(Dataset entries)
########

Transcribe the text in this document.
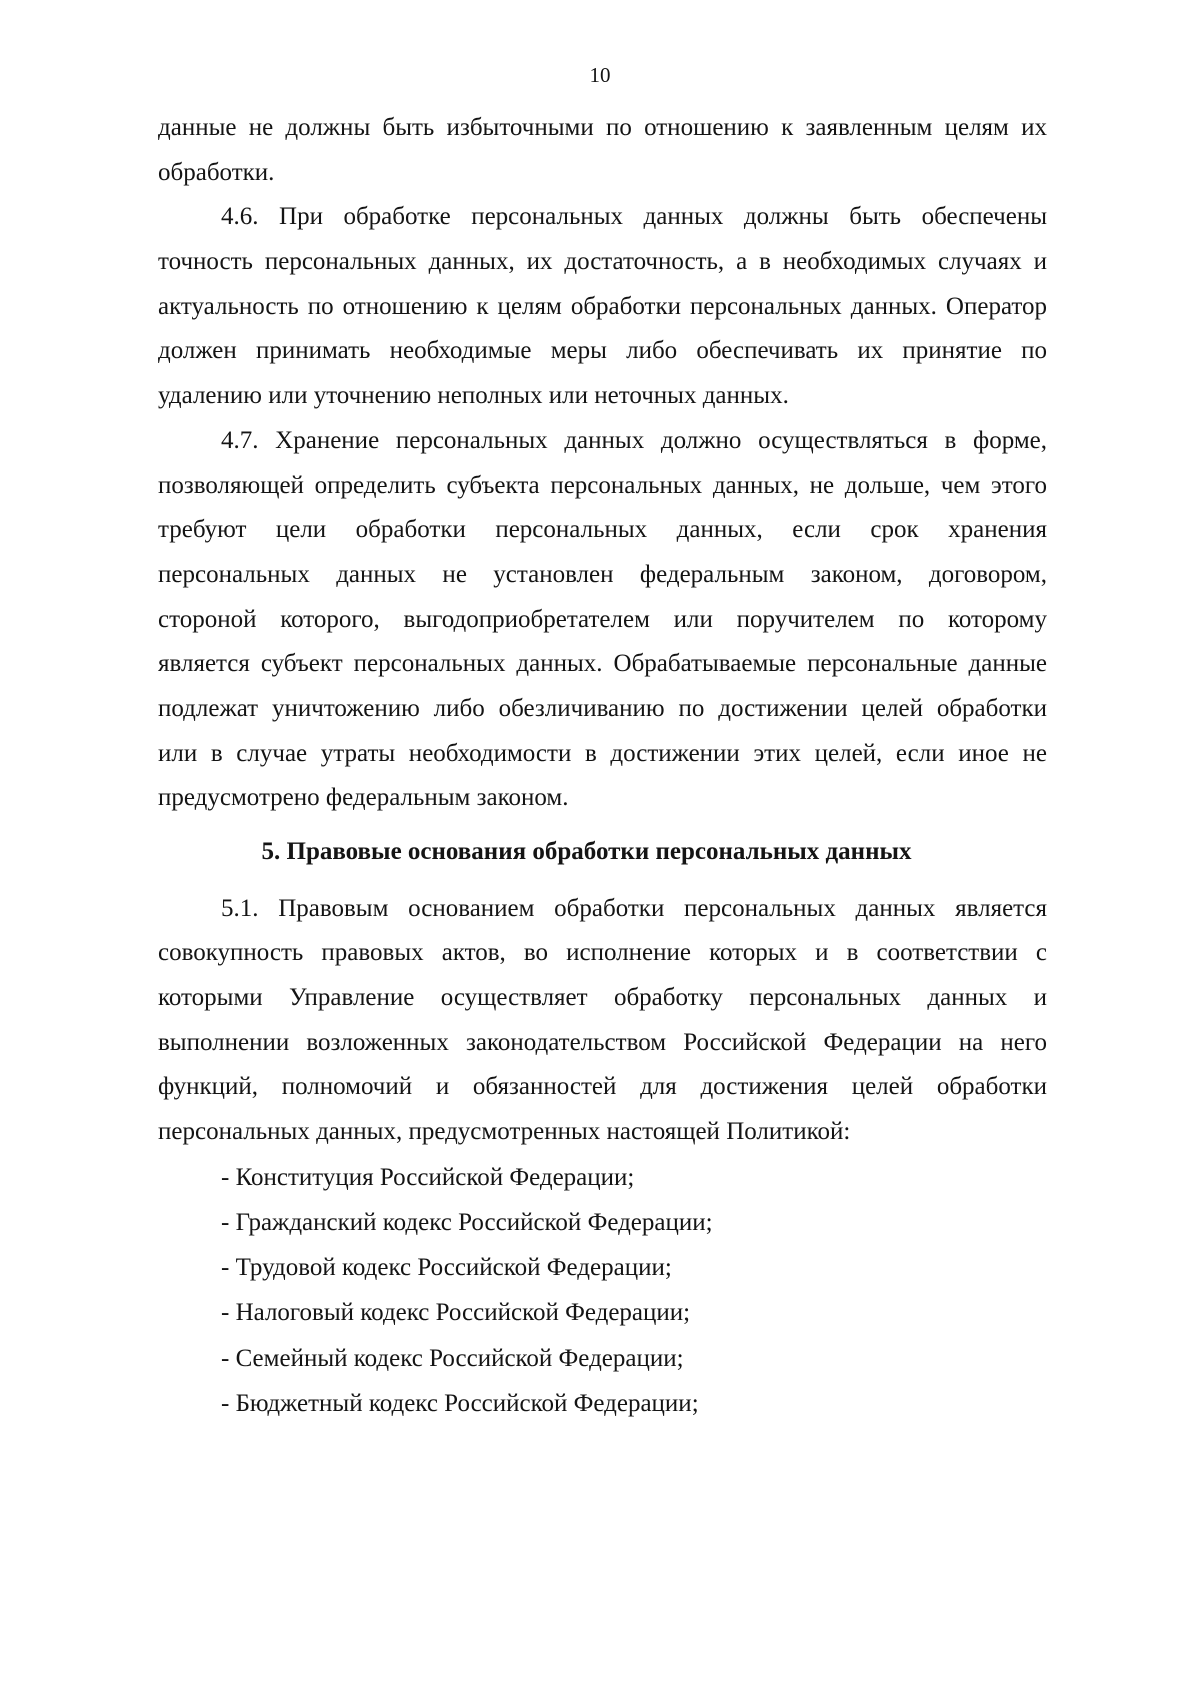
10
данные не должны быть избыточными по отношению к заявленным целям их
обработки.
4.6. При обработке персональных данных должны быть обеспечены
точность персональных данных, их достаточность, а в необходимых случаях и
актуальность по отношению к целям обработки персональных данных. Оператор
должен принимать необходимые меры либо обеспечивать их принятие по
удалению или уточнению неполных или неточных данных.
4.7. Хранение персональных данных должно осуществляться в форме,
позволяющей определить субъекта персональных данных, не дольше, чем этого
требуют цели обработки персональных данных, если срок хранения
персональных данных не установлен федеральным законом, договором,
стороной которого, выгодоприобретателем или поручителем по которому
является субъект персональных данных. Обрабатываемые персональные данные
подлежат уничтожению либо обезличиванию по достижении целей обработки
или в случае утраты необходимости в достижении этих целей, если иное не
предусмотрено федеральным законом.
5. Правовые основания обработки персональных данных
5.1. Правовым основанием обработки персональных данных является
совокупность правовых актов, во исполнение которых и в соответствии с
которыми Управление осуществляет обработку персональных данных и
выполнении возложенных законодательством Российской Федерации на него
функций, полномочий и обязанностей для достижения целей обработки
персональных данных, предусмотренных настоящей Политикой:
- Конституция Российской Федерации;
- Гражданский кодекс Российской Федерации;
- Трудовой кодекс Российской Федерации;
- Налоговый кодекс Российской Федерации;
- Семейный кодекс Российской Федерации;
- Бюджетный кодекс Российской Федерации;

########

Output the lines above in full and exactly as given, omitting any pictures.

Transcribe the text in this document.
10
данные не должны быть избыточными по отношению к заявленным целям их
обработки.
4.6. При обработке персональных данных должны быть обеспечены
точность персональных данных, их достаточность, а в необходимых случаях и
актуальность по отношению к целям обработки персональных данных. Оператор
должен принимать необходимые меры либо обеспечивать их принятие по
удалению или уточнению неполных или неточных данных.
4.7. Хранение персональных данных должно осуществляться в форме,
позволяющей определить субъекта персональных данных, не дольше, чем этого
требуют цели обработки персональных данных, если срок хранения
персональных данных не установлен федеральным законом, договором,
стороной которого, выгодоприобретателем или поручителем по которому
является субъект персональных данных. Обрабатываемые персональные данные
подлежат уничтожению либо обезличиванию по достижении целей обработки
или в случае утраты необходимости в достижении этих целей, если иное не
предусмотрено федеральным законом.
5. Правовые основания обработки персональных данных
5.1. Правовым основанием обработки персональных данных является
совокупность правовых актов, во исполнение которых и в соответствии с
которыми Управление осуществляет обработку персональных данных и
выполнении возложенных законодательством Российской Федерации на него
функций, полномочий и обязанностей для достижения целей обработки
персональных данных, предусмотренных настоящей Политикой:
- Конституция Российской Федерации;
- Гражданский кодекс Российской Федерации;
- Трудовой кодекс Российской Федерации;
- Налоговый кодекс Российской Федерации;
- Семейный кодекс Российской Федерации;
- Бюджетный кодекс Российской Федерации;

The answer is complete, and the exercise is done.